DATA EXCERPTS =>
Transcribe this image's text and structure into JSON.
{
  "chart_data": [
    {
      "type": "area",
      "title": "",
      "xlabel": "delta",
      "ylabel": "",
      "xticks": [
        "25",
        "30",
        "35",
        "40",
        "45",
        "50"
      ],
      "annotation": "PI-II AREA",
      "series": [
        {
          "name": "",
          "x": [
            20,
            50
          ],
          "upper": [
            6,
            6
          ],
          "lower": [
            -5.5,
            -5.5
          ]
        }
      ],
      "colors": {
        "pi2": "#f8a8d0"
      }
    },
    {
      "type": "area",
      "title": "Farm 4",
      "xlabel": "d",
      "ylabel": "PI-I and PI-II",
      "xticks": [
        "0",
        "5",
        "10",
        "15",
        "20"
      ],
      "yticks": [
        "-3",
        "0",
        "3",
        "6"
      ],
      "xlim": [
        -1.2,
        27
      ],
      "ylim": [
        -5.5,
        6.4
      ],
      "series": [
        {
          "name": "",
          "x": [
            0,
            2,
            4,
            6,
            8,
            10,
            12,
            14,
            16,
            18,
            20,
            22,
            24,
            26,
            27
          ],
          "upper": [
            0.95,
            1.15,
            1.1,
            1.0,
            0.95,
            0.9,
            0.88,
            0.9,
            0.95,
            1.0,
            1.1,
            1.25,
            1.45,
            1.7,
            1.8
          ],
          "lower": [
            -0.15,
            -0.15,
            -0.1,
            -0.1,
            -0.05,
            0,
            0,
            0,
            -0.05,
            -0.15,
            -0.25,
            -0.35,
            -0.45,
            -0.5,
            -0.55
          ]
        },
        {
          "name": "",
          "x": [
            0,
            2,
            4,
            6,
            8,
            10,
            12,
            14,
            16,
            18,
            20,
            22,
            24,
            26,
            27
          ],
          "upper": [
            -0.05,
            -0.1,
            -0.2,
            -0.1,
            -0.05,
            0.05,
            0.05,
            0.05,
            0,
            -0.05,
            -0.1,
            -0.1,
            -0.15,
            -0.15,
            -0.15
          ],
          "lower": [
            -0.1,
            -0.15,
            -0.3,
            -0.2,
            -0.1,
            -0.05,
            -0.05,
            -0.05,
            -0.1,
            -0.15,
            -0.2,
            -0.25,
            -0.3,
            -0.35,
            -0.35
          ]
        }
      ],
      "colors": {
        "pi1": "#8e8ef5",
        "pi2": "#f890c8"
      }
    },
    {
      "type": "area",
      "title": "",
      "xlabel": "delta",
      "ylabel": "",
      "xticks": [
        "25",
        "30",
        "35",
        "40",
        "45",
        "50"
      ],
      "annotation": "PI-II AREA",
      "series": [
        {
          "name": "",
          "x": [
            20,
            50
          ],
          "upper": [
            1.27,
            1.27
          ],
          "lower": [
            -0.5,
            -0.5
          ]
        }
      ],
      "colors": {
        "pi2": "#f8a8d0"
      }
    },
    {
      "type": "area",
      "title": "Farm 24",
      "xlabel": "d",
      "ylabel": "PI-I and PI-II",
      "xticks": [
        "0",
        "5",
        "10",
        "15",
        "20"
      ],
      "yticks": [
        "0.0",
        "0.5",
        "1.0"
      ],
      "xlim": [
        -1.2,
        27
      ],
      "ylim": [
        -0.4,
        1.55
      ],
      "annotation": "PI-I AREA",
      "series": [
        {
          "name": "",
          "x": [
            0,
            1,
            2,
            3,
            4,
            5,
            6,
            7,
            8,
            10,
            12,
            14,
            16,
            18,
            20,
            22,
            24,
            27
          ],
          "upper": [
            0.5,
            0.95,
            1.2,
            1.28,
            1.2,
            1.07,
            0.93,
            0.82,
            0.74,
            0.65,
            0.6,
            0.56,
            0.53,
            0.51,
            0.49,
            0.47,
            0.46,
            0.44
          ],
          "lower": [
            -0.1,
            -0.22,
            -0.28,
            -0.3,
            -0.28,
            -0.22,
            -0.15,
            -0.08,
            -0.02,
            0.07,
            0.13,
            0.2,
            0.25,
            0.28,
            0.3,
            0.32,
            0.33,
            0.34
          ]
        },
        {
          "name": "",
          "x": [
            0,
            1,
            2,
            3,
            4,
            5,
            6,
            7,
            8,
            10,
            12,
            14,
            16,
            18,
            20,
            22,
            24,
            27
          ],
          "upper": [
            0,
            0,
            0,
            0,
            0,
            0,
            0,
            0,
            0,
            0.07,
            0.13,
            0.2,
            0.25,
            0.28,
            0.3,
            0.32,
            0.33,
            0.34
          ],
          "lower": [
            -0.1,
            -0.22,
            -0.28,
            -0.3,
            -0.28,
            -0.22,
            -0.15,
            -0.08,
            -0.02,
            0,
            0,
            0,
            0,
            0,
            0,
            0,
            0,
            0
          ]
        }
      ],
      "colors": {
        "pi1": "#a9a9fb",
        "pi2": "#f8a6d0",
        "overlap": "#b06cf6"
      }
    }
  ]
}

CHALLENGE => Output the complete data exactly as written.

SOLUTION =>
Transcribe this image's text and structure into JSON.
{
  "chart_data": [
    {
      "type": "area",
      "title": "",
      "xlabel": "delta",
      "ylabel": "",
      "xticks": [
        "25",
        "30",
        "35",
        "40",
        "45",
        "50"
      ],
      "annotation": "PI-II AREA",
      "series": [
        {
          "name": "",
          "x": [
            20,
            50
          ],
          "upper": [
            6,
            6
          ],
          "lower": [
            -5.5,
            -5.5
          ]
        }
      ],
      "colors": {
        "pi2": "#f8a8d0"
      }
    },
    {
      "type": "area",
      "title": "Farm 4",
      "xlabel": "d",
      "ylabel": "PI-I and PI-II",
      "xticks": [
        "0",
        "5",
        "10",
        "15",
        "20"
      ],
      "yticks": [
        "-3",
        "0",
        "3",
        "6"
      ],
      "xlim": [
        -1.2,
        27
      ],
      "ylim": [
        -5.5,
        6.4
      ],
      "series": [
        {
          "name": "",
          "x": [
            0,
            2,
            4,
            6,
            8,
            10,
            12,
            14,
            16,
            18,
            20,
            22,
            24,
            26,
            27
          ],
          "upper": [
            0.95,
            1.15,
            1.1,
            1.0,
            0.95,
            0.9,
            0.88,
            0.9,
            0.95,
            1.0,
            1.1,
            1.25,
            1.45,
            1.7,
            1.8
          ],
          "lower": [
            -0.15,
            -0.15,
            -0.1,
            -0.1,
            -0.05,
            0,
            0,
            0,
            -0.05,
            -0.15,
            -0.25,
            -0.35,
            -0.45,
            -0.5,
            -0.55
          ]
        },
        {
          "name": "",
          "x": [
            0,
            2,
            4,
            6,
            8,
            10,
            12,
            14,
            16,
            18,
            20,
            22,
            24,
            26,
            27
          ],
          "upper": [
            -0.05,
            -0.1,
            -0.2,
            -0.1,
            -0.05,
            0.05,
            0.05,
            0.05,
            0,
            -0.05,
            -0.1,
            -0.1,
            -0.15,
            -0.15,
            -0.15
          ],
          "lower": [
            -0.1,
            -0.15,
            -0.3,
            -0.2,
            -0.1,
            -0.05,
            -0.05,
            -0.05,
            -0.1,
            -0.15,
            -0.2,
            -0.25,
            -0.3,
            -0.35,
            -0.35
          ]
        }
      ],
      "colors": {
        "pi1": "#8e8ef5",
        "pi2": "#f890c8"
      }
    },
    {
      "type": "area",
      "title": "",
      "xlabel": "delta",
      "ylabel": "",
      "xticks": [
        "25",
        "30",
        "35",
        "40",
        "45",
        "50"
      ],
      "annotation": "PI-II AREA",
      "series": [
        {
          "name": "",
          "x": [
            20,
            50
          ],
          "upper": [
            1.27,
            1.27
          ],
          "lower": [
            -0.5,
            -0.5
          ]
        }
      ],
      "colors": {
        "pi2": "#f8a8d0"
      }
    },
    {
      "type": "area",
      "title": "Farm 24",
      "xlabel": "d",
      "ylabel": "PI-I and PI-II",
      "xticks": [
        "0",
        "5",
        "10",
        "15",
        "20"
      ],
      "yticks": [
        "0.0",
        "0.5",
        "1.0"
      ],
      "xlim": [
        -1.2,
        27
      ],
      "ylim": [
        -0.4,
        1.55
      ],
      "annotation": "PI-I AREA",
      "series": [
        {
          "name": "",
          "x": [
            0,
            1,
            2,
            3,
            4,
            5,
            6,
            7,
            8,
            10,
            12,
            14,
            16,
            18,
            20,
            22,
            24,
            27
          ],
          "upper": [
            0.5,
            0.95,
            1.2,
            1.28,
            1.2,
            1.07,
            0.93,
            0.82,
            0.74,
            0.65,
            0.6,
            0.56,
            0.53,
            0.51,
            0.49,
            0.47,
            0.46,
            0.44
          ],
          "lower": [
            -0.1,
            -0.22,
            -0.28,
            -0.3,
            -0.28,
            -0.22,
            -0.15,
            -0.08,
            -0.02,
            0.07,
            0.13,
            0.2,
            0.25,
            0.28,
            0.3,
            0.32,
            0.33,
            0.34
          ]
        },
        {
          "name": "",
          "x": [
            0,
            1,
            2,
            3,
            4,
            5,
            6,
            7,
            8,
            10,
            12,
            14,
            16,
            18,
            20,
            22,
            24,
            27
          ],
          "upper": [
            0,
            0,
            0,
            0,
            0,
            0,
            0,
            0,
            0,
            0.07,
            0.13,
            0.2,
            0.25,
            0.28,
            0.3,
            0.32,
            0.33,
            0.34
          ],
          "lower": [
            -0.1,
            -0.22,
            -0.28,
            -0.3,
            -0.28,
            -0.22,
            -0.15,
            -0.08,
            -0.02,
            0,
            0,
            0,
            0,
            0,
            0,
            0,
            0,
            0
          ]
        }
      ],
      "colors": {
        "pi1": "#a9a9fb",
        "pi2": "#f8a6d0",
        "overlap": "#b06cf6"
      }
    }
  ]
}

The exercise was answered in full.